• **EXERCISE AIM**
Type out all the records word for word. Any pictures are to be left out.

>> begin DATA EXTRACT

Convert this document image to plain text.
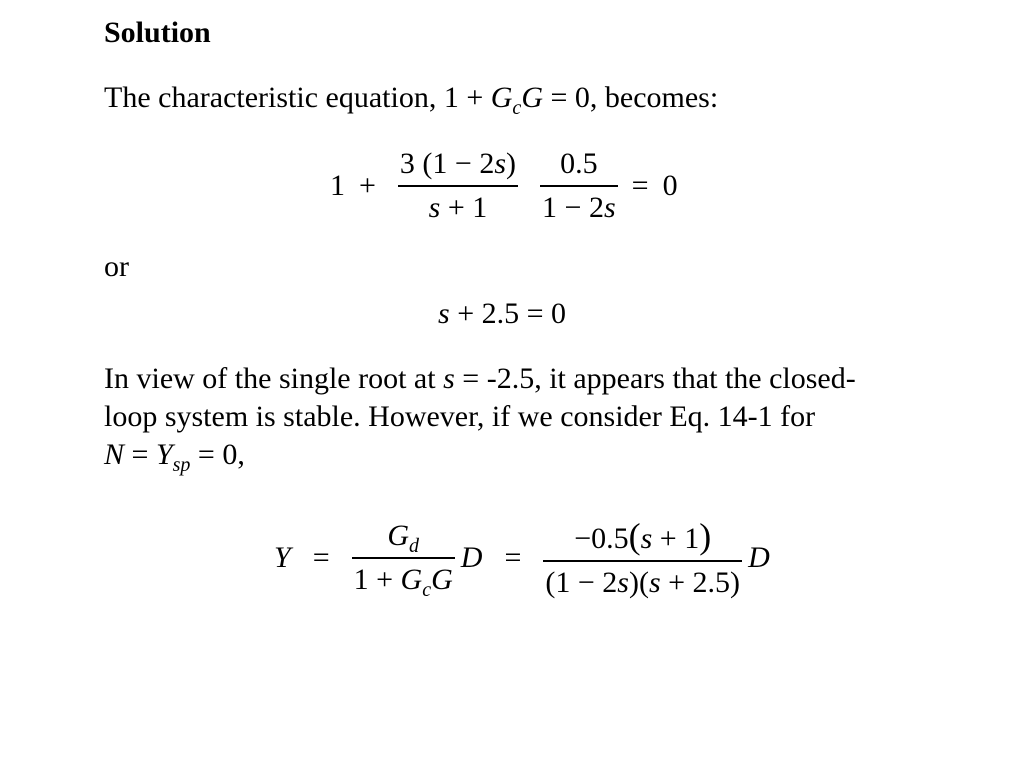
Solution
The characteristic equation, $1 + G_cG = 0$, becomes:
$1 + \frac{3 (1 - 2s)}{s + 1} \frac{0.5}{1 - 2s} = 0$
or
s + 2.5 = 0
In view of the single root at s = -2.5, it appears that the closed-
loop system is stable. However, if we consider Eq. 14-1 for
$N = Y_{sp} = 0$,
$Y = \frac{G_d}{1 + G_cG}$ $D = \frac{-0.5(s + 1)}{(1 - 2s)(s + 2.5)}$ D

>> end DATA EXTRACT

• **COMPLETED TASK**
Convert this document image to plain text.
Solution
The characteristic equation, $1 + G_cG = 0$, becomes:
$1 + \frac{3 (1 - 2s)}{s + 1} \frac{0.5}{1 - 2s} = 0$
or
s + 2.5 = 0
In view of the single root at s = -2.5, it appears that the closed-
loop system is stable. However, if we consider Eq. 14-1 for
$N = Y_{sp} = 0$,
$Y = \frac{G_d}{1 + G_cG}$ $D = \frac{-0.5(s + 1)}{(1 - 2s)(s + 2.5)}$ D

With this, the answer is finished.